-- start of GIVEN RECORDS --

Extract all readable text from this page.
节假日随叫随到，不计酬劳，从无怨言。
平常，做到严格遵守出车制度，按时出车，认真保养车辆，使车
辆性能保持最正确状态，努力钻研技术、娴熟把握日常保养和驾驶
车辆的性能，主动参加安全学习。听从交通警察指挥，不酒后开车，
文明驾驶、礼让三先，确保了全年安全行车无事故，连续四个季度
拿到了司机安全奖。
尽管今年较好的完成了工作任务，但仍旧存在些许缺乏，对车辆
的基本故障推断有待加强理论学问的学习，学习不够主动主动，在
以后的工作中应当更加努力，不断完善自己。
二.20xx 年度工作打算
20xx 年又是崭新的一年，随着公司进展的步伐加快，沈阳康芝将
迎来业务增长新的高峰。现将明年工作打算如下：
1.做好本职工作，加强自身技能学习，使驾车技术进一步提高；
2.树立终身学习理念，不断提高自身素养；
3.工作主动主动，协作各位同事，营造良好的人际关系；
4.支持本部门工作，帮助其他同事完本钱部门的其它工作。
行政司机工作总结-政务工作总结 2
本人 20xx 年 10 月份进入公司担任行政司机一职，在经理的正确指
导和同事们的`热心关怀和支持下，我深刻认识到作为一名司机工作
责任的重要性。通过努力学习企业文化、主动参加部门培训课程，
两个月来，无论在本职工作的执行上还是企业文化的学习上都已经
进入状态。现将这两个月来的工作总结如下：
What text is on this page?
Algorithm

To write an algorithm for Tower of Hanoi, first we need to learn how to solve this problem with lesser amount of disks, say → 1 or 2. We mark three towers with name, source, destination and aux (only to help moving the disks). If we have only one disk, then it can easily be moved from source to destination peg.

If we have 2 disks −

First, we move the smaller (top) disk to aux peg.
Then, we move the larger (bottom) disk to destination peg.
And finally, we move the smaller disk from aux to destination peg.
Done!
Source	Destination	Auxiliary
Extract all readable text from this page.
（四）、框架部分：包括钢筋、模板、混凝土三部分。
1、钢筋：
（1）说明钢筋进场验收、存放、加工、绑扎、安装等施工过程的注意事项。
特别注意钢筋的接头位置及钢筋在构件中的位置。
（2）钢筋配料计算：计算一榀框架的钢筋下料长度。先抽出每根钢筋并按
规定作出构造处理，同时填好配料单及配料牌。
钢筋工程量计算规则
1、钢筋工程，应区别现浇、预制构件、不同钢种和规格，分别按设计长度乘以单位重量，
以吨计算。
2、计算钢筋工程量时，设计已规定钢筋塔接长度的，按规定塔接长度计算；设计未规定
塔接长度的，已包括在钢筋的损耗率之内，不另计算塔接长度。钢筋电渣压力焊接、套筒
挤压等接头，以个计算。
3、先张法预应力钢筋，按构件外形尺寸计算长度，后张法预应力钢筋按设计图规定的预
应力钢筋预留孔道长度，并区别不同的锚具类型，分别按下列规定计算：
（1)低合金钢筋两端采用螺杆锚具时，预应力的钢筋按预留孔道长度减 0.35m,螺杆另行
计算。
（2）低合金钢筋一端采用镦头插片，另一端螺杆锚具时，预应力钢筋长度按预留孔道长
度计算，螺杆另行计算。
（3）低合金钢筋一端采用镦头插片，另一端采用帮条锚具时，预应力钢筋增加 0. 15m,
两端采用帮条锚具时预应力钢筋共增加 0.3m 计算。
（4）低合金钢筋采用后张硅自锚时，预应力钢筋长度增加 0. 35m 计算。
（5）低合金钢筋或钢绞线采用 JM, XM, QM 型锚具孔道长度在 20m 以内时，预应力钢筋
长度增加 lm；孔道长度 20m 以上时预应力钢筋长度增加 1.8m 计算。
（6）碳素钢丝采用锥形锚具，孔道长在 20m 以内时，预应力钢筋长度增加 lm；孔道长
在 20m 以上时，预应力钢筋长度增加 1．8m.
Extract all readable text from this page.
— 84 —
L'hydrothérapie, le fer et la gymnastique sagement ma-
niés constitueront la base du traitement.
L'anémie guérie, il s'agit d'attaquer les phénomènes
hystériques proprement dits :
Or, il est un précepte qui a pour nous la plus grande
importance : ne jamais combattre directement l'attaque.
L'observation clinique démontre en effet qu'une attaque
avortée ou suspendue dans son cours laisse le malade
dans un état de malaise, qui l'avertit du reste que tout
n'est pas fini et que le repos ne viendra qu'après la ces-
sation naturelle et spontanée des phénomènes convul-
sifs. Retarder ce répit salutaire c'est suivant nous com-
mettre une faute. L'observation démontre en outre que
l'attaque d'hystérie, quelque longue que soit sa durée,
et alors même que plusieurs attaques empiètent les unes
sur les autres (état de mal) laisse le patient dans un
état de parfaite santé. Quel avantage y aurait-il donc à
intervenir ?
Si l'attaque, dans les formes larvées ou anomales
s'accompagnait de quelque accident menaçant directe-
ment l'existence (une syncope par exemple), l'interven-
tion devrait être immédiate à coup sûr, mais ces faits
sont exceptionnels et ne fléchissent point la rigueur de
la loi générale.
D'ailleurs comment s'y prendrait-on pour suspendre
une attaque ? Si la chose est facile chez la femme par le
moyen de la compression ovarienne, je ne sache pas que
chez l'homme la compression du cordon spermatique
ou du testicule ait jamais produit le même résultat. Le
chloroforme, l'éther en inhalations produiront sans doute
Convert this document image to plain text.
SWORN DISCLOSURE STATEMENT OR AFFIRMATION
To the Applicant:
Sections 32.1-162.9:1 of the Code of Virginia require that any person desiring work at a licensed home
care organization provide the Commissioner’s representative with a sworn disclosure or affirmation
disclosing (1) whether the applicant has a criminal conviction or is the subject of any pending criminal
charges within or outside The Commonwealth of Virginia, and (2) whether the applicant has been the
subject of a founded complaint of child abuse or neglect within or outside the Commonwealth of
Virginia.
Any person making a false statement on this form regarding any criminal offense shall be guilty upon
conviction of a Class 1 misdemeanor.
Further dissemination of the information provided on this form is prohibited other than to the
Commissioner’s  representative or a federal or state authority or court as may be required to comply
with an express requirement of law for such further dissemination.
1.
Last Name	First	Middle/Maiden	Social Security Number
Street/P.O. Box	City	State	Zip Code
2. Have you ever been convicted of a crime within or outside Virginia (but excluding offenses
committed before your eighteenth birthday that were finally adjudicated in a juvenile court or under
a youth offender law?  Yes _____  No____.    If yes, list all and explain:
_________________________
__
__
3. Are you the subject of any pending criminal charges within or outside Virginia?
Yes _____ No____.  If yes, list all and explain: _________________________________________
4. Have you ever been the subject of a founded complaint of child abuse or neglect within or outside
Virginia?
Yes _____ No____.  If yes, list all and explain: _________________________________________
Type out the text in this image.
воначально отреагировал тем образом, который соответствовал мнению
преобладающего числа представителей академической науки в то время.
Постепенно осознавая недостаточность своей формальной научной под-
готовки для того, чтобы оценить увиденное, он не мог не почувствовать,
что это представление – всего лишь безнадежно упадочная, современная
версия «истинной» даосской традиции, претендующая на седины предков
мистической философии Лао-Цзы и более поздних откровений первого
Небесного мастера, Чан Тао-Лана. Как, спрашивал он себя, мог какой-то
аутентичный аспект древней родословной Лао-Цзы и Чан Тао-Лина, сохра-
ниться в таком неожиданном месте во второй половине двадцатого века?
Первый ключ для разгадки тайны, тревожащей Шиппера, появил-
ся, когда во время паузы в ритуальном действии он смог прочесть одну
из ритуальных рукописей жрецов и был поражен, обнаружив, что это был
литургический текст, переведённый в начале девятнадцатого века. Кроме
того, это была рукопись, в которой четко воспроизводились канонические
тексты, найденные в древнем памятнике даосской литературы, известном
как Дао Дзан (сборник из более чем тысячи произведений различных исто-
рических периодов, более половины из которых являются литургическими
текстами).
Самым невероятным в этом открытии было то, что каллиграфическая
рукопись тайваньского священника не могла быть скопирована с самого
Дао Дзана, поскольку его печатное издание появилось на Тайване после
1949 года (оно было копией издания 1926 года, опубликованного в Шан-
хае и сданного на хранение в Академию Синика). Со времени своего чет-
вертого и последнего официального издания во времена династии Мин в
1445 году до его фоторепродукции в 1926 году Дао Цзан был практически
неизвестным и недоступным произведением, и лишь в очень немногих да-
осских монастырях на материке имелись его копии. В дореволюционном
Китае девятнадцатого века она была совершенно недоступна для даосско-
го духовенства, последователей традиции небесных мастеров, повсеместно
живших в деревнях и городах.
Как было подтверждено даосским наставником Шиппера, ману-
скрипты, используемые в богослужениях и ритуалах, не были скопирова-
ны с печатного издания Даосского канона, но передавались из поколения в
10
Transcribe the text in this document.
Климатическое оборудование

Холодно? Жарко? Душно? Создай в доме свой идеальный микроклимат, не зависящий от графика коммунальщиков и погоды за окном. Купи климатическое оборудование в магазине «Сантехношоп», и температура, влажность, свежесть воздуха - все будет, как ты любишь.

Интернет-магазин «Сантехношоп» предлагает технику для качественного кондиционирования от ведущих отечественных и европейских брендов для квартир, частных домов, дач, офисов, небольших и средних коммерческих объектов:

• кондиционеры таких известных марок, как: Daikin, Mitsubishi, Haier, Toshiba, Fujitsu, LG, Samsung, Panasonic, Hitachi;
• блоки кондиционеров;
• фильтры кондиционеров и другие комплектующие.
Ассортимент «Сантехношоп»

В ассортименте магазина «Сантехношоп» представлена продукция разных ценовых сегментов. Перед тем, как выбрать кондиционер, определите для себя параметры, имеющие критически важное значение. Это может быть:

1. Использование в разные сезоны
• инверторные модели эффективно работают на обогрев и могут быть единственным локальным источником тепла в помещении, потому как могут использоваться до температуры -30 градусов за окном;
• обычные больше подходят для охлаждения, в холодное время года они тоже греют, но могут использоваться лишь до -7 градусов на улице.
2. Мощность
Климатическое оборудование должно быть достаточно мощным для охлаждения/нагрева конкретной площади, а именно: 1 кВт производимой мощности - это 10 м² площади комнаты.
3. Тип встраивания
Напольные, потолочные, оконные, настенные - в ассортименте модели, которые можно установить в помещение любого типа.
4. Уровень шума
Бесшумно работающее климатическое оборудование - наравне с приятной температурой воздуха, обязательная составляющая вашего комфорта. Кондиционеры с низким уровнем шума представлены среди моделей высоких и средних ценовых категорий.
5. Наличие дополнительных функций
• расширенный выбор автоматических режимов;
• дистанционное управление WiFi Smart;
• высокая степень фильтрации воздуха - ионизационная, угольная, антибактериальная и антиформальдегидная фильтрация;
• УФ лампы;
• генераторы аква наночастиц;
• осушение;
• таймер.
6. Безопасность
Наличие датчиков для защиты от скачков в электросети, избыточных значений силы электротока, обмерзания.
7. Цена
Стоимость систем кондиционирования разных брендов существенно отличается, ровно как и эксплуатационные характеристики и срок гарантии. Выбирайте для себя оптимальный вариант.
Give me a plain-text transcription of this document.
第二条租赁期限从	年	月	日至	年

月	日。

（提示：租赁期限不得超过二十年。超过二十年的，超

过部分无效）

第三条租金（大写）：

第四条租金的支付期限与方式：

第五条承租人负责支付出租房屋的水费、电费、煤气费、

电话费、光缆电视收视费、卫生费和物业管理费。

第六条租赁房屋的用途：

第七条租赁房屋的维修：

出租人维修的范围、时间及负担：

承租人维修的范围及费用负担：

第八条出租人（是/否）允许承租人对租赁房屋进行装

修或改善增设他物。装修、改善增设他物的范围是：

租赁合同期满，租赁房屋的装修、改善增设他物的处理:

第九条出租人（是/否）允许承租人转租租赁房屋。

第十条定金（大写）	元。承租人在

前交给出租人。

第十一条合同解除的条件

-- end of GIVEN RECORDS --

▶ _WRITTEN TASK_:
Copy each line of the data that contains the word "кондиционирования".

▶ _THE REPLY_:
Интернет-магазин «Сантехношоп» предлагает технику для качественного кондиционирования от ведущих отечественных и европейских брендов для квартир, частных домов, дач, офисов, небольших и средних коммерческих объектов:
Стоимость систем кондиционирования разных брендов существенно отличается, ровно как и эксплуатационные характеристики и срок гарантии. Выбирайте для себя оптимальный вариант.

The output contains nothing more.